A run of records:
□ □ □ □

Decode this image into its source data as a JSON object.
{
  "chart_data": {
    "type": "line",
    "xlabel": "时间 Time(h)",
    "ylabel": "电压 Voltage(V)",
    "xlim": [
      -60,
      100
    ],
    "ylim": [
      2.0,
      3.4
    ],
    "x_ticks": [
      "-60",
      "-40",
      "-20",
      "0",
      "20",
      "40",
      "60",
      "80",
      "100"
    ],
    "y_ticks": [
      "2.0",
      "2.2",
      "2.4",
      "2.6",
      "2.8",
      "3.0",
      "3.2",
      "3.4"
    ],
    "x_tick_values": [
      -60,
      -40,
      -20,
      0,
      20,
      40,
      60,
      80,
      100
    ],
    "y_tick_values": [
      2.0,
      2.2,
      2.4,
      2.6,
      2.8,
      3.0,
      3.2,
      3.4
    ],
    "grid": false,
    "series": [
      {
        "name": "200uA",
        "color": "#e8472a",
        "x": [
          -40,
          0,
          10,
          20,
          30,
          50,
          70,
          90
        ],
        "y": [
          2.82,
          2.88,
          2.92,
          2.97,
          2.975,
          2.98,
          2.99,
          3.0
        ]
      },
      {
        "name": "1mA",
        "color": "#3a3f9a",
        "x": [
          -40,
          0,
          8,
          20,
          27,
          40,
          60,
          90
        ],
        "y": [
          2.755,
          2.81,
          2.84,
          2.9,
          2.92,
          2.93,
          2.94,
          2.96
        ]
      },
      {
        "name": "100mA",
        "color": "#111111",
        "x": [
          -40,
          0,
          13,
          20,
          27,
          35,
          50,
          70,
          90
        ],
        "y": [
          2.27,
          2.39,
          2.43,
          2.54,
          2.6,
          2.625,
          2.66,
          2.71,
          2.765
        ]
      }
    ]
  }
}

□ □ □ □

PROBLEM: Your task is to quote the listing above word for word.

TASK RESULT:
Decode this image into its source data as a JSON object.
{
  "chart_data": {
    "type": "line",
    "xlabel": "时间 Time(h)",
    "ylabel": "电压 Voltage(V)",
    "xlim": [
      -60,
      100
    ],
    "ylim": [
      2.0,
      3.4
    ],
    "x_ticks": [
      "-60",
      "-40",
      "-20",
      "0",
      "20",
      "40",
      "60",
      "80",
      "100"
    ],
    "y_ticks": [
      "2.0",
      "2.2",
      "2.4",
      "2.6",
      "2.8",
      "3.0",
      "3.2",
      "3.4"
    ],
    "x_tick_values": [
      -60,
      -40,
      -20,
      0,
      20,
      40,
      60,
      80,
      100
    ],
    "y_tick_values": [
      2.0,
      2.2,
      2.4,
      2.6,
      2.8,
      3.0,
      3.2,
      3.4
    ],
    "grid": false,
    "series": [
      {
        "name": "200uA",
        "color": "#e8472a",
        "x": [
          -40,
          0,
          10,
          20,
          30,
          50,
          70,
          90
        ],
        "y": [
          2.82,
          2.88,
          2.92,
          2.97,
          2.975,
          2.98,
          2.99,
          3.0
        ]
      },
      {
        "name": "1mA",
        "color": "#3a3f9a",
        "x": [
          -40,
          0,
          8,
          20,
          27,
          40,
          60,
          90
        ],
        "y": [
          2.755,
          2.81,
          2.84,
          2.9,
          2.92,
          2.93,
          2.94,
          2.96
        ]
      },
      {
        "name": "100mA",
        "color": "#111111",
        "x": [
          -40,
          0,
          13,
          20,
          27,
          35,
          50,
          70,
          90
        ],
        "y": [
          2.27,
          2.39,
          2.43,
          2.54,
          2.6,
          2.625,
          2.66,
          2.71,
          2.765
        ]
      }
    ]
  }
}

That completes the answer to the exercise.